Stored items from a collection
__________
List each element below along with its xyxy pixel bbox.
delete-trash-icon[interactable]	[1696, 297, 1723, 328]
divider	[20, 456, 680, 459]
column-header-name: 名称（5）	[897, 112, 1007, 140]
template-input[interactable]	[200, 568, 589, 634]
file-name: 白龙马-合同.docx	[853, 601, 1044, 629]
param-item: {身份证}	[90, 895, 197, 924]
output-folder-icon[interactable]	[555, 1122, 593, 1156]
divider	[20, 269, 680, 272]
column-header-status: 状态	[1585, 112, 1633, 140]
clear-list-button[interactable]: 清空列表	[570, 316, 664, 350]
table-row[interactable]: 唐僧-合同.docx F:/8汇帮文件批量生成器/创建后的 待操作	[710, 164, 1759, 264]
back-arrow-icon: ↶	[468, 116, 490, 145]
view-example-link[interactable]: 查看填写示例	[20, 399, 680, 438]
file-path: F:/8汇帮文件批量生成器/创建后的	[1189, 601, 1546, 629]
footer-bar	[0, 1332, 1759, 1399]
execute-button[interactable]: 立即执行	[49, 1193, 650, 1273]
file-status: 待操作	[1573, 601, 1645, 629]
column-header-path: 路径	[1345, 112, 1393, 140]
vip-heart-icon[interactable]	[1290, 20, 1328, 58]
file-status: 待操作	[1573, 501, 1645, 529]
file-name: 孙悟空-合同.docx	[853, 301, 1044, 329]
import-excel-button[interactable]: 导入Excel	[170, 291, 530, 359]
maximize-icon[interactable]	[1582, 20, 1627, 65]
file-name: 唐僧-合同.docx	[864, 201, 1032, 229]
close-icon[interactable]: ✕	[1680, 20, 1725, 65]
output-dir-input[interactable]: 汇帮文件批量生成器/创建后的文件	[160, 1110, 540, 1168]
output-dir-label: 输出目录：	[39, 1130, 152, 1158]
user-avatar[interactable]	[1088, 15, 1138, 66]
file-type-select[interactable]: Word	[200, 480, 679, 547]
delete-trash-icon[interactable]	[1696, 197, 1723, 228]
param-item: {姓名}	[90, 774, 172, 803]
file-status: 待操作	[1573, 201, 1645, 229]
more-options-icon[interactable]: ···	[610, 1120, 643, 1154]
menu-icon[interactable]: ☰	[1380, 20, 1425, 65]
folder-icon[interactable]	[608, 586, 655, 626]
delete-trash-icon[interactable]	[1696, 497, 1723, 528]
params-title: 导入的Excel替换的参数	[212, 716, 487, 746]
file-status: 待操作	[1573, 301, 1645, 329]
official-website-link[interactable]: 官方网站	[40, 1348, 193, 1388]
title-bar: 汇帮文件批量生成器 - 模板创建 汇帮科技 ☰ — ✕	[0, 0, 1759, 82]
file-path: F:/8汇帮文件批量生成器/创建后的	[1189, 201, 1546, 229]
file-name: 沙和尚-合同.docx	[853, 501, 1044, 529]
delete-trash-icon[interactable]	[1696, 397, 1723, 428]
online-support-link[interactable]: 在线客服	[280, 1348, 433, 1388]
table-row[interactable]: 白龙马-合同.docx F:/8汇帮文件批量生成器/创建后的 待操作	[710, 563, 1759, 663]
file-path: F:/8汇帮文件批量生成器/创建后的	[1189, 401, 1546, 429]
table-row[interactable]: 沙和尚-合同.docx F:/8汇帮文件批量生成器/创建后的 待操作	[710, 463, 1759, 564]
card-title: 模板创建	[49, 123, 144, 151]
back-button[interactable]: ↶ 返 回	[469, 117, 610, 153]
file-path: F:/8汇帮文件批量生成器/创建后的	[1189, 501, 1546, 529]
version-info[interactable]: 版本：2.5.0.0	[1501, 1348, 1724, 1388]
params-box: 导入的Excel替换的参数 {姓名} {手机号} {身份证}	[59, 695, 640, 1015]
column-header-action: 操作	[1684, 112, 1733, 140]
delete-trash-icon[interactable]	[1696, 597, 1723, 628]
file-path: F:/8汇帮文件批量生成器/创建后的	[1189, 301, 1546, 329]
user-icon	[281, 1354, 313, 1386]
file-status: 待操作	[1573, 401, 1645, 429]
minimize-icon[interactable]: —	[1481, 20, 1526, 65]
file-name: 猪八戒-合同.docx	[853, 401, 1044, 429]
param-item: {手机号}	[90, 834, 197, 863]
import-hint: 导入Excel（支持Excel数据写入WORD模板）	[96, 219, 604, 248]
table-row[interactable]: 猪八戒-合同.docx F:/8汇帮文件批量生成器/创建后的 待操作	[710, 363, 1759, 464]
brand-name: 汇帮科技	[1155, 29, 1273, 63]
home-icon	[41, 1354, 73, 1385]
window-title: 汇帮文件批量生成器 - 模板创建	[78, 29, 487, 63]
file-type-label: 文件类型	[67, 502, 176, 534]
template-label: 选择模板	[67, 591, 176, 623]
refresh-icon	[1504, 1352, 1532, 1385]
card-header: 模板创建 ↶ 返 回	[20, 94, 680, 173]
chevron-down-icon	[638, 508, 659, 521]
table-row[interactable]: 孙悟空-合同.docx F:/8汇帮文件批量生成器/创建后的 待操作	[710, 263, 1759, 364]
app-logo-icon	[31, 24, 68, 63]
__________
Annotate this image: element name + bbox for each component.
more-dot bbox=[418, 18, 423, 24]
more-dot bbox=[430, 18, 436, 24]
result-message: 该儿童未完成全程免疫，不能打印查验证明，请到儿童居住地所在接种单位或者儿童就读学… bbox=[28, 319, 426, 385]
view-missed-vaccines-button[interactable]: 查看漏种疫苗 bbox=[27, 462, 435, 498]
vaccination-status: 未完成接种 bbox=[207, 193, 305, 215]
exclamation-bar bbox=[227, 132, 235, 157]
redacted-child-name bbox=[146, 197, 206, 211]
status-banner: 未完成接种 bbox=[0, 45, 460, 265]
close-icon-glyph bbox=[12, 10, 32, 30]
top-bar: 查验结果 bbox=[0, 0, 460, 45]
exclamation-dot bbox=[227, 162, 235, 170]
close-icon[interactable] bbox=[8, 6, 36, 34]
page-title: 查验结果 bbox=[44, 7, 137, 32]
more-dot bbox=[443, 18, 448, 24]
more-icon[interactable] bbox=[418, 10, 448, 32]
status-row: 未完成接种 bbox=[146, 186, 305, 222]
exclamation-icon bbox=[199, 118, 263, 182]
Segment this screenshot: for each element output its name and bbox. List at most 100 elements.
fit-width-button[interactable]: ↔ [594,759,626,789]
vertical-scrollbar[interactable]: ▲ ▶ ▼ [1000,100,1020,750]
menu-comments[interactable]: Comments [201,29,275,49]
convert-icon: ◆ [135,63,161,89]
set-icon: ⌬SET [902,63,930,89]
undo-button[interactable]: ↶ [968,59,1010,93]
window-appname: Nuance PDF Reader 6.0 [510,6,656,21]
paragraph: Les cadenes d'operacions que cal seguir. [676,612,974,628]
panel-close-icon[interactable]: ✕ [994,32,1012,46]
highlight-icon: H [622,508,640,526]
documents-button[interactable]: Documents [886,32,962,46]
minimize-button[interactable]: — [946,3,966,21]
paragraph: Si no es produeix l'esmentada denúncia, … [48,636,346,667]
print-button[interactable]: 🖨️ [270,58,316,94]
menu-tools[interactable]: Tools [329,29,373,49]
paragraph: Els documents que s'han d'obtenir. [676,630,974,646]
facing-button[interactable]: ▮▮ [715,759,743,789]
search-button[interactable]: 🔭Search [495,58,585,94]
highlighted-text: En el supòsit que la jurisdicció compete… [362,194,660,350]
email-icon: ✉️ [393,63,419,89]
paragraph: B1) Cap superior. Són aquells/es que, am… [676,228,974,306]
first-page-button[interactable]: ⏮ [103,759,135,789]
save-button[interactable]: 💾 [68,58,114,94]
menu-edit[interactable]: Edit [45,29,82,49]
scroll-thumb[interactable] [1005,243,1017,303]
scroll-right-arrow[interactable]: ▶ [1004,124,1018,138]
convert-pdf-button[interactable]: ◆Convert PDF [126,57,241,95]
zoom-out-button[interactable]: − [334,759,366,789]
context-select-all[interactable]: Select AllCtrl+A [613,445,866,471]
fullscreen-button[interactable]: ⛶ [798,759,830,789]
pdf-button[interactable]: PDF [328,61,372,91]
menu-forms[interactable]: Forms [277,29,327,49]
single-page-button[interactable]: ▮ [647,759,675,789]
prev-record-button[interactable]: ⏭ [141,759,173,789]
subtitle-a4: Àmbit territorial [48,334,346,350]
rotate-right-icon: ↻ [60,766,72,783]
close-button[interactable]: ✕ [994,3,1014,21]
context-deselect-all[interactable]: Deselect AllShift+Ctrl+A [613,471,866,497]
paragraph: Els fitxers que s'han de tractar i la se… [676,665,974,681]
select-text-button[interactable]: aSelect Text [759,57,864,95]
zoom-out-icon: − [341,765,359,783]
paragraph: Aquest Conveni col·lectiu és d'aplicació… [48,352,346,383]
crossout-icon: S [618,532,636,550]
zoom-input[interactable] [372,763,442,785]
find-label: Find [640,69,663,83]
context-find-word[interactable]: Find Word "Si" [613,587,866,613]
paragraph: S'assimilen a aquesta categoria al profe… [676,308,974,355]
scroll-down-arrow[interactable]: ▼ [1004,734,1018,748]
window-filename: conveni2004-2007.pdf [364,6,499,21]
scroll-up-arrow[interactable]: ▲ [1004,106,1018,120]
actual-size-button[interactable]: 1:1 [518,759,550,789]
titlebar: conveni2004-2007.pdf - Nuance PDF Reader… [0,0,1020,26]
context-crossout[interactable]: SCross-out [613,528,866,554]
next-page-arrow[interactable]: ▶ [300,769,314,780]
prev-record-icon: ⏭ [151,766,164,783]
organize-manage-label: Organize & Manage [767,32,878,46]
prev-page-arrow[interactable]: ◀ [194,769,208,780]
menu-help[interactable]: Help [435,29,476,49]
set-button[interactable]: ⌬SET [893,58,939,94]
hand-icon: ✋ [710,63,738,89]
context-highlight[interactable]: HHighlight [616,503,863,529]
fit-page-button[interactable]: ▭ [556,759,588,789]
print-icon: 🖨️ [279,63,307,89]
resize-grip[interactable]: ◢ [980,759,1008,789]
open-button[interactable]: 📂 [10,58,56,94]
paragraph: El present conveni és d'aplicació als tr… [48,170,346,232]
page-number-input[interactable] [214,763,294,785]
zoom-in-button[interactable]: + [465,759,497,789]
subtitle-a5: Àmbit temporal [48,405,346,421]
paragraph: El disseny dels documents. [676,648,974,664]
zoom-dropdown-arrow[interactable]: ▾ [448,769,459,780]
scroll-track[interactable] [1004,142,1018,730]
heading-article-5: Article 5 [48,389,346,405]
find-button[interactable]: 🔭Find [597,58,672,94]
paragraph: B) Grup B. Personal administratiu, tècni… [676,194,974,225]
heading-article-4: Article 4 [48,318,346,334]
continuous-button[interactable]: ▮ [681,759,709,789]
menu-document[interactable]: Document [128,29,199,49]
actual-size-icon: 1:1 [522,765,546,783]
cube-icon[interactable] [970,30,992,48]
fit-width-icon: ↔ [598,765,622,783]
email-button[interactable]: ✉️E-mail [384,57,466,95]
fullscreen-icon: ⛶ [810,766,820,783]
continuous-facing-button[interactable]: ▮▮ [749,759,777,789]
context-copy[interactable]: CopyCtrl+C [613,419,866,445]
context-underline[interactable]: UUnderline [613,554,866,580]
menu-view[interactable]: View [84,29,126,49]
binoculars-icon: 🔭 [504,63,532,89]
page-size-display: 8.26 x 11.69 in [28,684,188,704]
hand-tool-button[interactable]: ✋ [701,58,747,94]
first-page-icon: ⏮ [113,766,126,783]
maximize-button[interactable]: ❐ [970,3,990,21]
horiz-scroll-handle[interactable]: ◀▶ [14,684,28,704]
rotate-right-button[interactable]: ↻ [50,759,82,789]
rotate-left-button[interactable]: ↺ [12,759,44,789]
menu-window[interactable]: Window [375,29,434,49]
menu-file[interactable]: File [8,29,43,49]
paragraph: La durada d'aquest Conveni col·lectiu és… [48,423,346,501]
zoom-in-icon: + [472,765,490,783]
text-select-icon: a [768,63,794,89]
__________
# PROBLEM REQUIREMENTS
Copy the listing lines between the one containing "Annotate this image: element" and the one containing "menu-comments[interactable]: Comments [201,29,275,49]", inclusive, and substitute "ellipsis-dot" for each occurrence of "more-dot", keeping everything else unchanged.

# REPLY
Annotate this image: element name + bbox for each component.
ellipsis-dot bbox=[418, 18, 423, 24]
ellipsis-dot bbox=[430, 18, 436, 24]
result-message: 该儿童未完成全程免疫，不能打印查验证明，请到儿童居住地所在接种单位或者儿童就读学… bbox=[28, 319, 426, 385]
view-missed-vaccines-button[interactable]: 查看漏种疫苗 bbox=[27, 462, 435, 498]
vaccination-status: 未完成接种 bbox=[207, 193, 305, 215]
exclamation-bar bbox=[227, 132, 235, 157]
redacted-child-name bbox=[146, 197, 206, 211]
status-banner: 未完成接种 bbox=[0, 45, 460, 265]
close-icon-glyph bbox=[12, 10, 32, 30]
top-bar: 查验结果 bbox=[0, 0, 460, 45]
exclamation-dot bbox=[227, 162, 235, 170]
close-icon[interactable] bbox=[8, 6, 36, 34]
page-title: 查验结果 bbox=[44, 7, 137, 32]
ellipsis-dot bbox=[443, 18, 448, 24]
more-icon[interactable] bbox=[418, 10, 448, 32]
status-row: 未完成接种 bbox=[146, 186, 305, 222]
exclamation-icon bbox=[199, 118, 263, 182]
Segment this screenshot: for each element output its name and bbox. List at most 100 elements.
fit-width-button[interactable]: ↔ [594,759,626,789]
vertical-scrollbar[interactable]: ▲ ▶ ▼ [1000,100,1020,750]
menu-comments[interactable]: Comments [201,29,275,49]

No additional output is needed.